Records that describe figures

════════════════════

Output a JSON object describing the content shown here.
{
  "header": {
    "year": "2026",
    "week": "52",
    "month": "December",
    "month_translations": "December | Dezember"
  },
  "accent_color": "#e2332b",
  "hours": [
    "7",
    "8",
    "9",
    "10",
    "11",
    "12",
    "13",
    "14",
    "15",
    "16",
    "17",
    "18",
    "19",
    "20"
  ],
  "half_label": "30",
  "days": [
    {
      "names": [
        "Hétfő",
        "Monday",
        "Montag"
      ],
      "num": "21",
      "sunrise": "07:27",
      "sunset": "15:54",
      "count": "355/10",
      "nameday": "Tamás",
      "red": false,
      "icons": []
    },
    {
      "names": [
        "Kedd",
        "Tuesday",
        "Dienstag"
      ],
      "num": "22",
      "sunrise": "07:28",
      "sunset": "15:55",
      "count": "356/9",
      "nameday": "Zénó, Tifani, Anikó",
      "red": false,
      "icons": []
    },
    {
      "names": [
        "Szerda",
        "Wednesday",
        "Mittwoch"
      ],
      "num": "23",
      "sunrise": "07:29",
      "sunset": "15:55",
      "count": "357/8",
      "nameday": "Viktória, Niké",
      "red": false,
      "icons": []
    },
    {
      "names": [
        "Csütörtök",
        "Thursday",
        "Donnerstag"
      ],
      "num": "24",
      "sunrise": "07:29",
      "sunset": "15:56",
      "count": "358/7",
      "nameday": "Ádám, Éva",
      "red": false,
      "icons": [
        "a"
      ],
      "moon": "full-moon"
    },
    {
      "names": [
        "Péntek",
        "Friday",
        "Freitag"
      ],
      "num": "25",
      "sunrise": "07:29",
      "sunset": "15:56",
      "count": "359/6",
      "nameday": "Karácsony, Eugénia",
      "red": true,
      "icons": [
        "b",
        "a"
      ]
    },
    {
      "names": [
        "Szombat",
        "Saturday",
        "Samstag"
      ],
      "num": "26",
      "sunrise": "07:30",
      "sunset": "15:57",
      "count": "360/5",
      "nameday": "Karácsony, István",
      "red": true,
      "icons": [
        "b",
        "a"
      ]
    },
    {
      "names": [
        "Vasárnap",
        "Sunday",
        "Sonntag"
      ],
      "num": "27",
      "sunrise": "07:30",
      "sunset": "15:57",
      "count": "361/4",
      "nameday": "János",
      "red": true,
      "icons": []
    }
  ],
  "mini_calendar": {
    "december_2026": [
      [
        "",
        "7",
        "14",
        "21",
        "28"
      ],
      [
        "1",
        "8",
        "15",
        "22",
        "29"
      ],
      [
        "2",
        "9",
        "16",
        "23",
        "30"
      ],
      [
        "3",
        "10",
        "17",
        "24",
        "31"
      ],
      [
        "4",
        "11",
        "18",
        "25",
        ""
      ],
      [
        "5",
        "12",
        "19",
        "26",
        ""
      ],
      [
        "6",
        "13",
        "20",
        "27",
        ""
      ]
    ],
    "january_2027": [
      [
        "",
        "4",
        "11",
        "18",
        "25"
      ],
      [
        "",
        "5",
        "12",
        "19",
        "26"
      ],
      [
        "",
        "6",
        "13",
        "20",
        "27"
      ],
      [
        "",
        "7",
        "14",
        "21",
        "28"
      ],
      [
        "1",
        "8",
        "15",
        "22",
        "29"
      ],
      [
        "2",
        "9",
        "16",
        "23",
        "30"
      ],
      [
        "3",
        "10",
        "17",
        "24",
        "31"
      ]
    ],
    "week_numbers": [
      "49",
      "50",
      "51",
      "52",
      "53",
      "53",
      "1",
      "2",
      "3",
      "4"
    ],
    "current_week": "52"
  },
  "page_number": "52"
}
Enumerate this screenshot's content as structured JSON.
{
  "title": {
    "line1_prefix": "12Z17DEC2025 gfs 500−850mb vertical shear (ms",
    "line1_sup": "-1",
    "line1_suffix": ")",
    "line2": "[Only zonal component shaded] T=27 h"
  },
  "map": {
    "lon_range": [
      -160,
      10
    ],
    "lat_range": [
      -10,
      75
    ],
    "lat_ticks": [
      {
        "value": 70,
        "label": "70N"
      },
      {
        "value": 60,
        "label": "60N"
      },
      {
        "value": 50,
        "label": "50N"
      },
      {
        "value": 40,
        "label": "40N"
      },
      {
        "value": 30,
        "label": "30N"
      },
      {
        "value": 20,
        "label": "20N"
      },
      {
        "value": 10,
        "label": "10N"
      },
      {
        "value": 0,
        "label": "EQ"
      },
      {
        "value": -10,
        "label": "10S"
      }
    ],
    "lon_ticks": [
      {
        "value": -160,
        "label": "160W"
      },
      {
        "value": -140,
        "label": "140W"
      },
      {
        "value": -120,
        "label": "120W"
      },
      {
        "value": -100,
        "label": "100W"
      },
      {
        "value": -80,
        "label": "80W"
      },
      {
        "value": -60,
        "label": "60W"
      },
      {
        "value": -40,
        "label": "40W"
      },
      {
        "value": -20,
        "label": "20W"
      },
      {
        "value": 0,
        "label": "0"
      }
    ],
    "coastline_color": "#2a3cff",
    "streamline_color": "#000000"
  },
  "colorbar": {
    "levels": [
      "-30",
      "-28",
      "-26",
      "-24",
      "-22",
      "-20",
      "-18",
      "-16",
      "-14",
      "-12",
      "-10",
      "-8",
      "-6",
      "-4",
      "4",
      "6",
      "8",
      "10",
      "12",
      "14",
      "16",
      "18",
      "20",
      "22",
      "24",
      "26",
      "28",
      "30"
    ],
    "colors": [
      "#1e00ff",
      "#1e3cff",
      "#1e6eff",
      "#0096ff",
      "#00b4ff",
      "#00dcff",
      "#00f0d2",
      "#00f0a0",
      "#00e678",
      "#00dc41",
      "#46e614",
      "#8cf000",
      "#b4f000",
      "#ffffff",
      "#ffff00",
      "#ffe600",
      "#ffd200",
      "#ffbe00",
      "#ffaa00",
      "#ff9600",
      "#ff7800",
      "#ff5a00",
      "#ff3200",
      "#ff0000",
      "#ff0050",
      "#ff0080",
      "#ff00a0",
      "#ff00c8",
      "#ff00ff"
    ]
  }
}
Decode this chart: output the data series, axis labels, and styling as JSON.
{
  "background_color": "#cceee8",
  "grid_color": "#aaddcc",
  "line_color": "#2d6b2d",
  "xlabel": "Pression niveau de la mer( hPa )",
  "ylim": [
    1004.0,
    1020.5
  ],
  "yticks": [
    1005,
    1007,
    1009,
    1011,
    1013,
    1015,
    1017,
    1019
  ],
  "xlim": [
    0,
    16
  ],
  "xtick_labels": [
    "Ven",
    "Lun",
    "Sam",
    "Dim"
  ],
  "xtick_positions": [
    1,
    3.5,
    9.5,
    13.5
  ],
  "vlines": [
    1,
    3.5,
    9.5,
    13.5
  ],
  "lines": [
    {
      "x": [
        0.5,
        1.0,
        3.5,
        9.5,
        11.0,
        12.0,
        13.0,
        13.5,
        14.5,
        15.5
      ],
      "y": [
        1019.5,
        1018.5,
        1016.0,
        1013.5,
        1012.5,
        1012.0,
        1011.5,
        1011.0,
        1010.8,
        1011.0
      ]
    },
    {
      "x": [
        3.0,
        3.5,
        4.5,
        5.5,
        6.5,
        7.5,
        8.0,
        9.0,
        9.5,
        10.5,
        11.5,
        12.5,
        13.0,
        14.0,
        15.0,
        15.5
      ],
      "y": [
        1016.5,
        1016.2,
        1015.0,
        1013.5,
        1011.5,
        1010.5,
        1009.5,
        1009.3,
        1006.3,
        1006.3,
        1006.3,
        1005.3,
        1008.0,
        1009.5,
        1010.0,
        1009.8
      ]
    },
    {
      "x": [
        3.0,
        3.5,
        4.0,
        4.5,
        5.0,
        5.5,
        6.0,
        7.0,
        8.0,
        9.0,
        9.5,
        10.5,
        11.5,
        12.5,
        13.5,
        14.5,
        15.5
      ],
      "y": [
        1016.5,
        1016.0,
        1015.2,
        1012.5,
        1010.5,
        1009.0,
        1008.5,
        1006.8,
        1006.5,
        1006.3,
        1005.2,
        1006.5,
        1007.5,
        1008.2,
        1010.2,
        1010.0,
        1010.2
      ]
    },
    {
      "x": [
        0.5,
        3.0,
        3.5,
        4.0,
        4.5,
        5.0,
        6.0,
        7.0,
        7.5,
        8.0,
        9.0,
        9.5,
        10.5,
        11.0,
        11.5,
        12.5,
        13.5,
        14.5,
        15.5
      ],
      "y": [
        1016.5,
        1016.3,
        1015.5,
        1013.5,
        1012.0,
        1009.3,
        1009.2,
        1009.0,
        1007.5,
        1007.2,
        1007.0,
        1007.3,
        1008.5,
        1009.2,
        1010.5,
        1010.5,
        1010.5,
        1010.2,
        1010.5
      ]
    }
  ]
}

════════════════════

What the exercise asks. Make a list of all lines in the data that contain "content".

Response.
Output a JSON object describing the content shown here.
Enumerate this screenshot's content as structured JSON.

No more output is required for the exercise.